- **Your objective**
Each line that follows is to be retyped exactly.
------------------------
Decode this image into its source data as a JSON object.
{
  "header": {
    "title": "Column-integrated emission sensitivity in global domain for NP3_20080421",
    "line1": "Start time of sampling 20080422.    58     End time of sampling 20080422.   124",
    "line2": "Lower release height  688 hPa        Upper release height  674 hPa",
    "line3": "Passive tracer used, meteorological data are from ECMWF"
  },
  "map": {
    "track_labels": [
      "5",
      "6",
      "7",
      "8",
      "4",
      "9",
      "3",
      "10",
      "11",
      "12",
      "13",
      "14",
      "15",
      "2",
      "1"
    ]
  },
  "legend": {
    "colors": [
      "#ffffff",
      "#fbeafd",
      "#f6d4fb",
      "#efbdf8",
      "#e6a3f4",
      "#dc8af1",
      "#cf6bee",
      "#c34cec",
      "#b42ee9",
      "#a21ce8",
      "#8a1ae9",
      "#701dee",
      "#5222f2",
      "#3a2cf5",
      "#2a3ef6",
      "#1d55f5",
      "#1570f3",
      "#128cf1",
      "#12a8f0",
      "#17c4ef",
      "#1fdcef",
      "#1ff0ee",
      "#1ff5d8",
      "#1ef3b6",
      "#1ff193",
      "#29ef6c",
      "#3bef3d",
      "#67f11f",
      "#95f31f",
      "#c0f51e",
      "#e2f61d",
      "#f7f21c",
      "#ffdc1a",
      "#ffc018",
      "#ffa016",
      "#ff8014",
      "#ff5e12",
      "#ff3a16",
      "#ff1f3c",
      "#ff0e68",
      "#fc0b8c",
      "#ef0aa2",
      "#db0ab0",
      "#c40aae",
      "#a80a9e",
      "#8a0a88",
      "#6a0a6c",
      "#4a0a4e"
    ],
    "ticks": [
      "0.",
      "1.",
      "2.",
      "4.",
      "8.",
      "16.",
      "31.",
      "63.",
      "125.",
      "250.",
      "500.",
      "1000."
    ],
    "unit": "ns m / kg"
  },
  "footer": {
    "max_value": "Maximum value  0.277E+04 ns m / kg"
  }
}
------------------------
- **Exercise response**
Decode this image into its source data as a JSON object.
{
  "header": {
    "title": "Column-integrated emission sensitivity in global domain for NP3_20080421",
    "line1": "Start time of sampling 20080422.    58     End time of sampling 20080422.   124",
    "line2": "Lower release height  688 hPa        Upper release height  674 hPa",
    "line3": "Passive tracer used, meteorological data are from ECMWF"
  },
  "map": {
    "track_labels": [
      "5",
      "6",
      "7",
      "8",
      "4",
      "9",
      "3",
      "10",
      "11",
      "12",
      "13",
      "14",
      "15",
      "2",
      "1"
    ]
  },
  "legend": {
    "colors": [
      "#ffffff",
      "#fbeafd",
      "#f6d4fb",
      "#efbdf8",
      "#e6a3f4",
      "#dc8af1",
      "#cf6bee",
      "#c34cec",
      "#b42ee9",
      "#a21ce8",
      "#8a1ae9",
      "#701dee",
      "#5222f2",
      "#3a2cf5",
      "#2a3ef6",
      "#1d55f5",
      "#1570f3",
      "#128cf1",
      "#12a8f0",
      "#17c4ef",
      "#1fdcef",
      "#1ff0ee",
      "#1ff5d8",
      "#1ef3b6",
      "#1ff193",
      "#29ef6c",
      "#3bef3d",
      "#67f11f",
      "#95f31f",
      "#c0f51e",
      "#e2f61d",
      "#f7f21c",
      "#ffdc1a",
      "#ffc018",
      "#ffa016",
      "#ff8014",
      "#ff5e12",
      "#ff3a16",
      "#ff1f3c",
      "#ff0e68",
      "#fc0b8c",
      "#ef0aa2",
      "#db0ab0",
      "#c40aae",
      "#a80a9e",
      "#8a0a88",
      "#6a0a6c",
      "#4a0a4e"
    ],
    "ticks": [
      "0.",
      "1.",
      "2.",
      "4.",
      "8.",
      "16.",
      "31.",
      "63.",
      "125.",
      "250.",
      "500.",
      "1000."
    ],
    "unit": "ns m / kg"
  },
  "footer": {
    "max_value": "Maximum value  0.277E+04 ns m / kg"
  }
}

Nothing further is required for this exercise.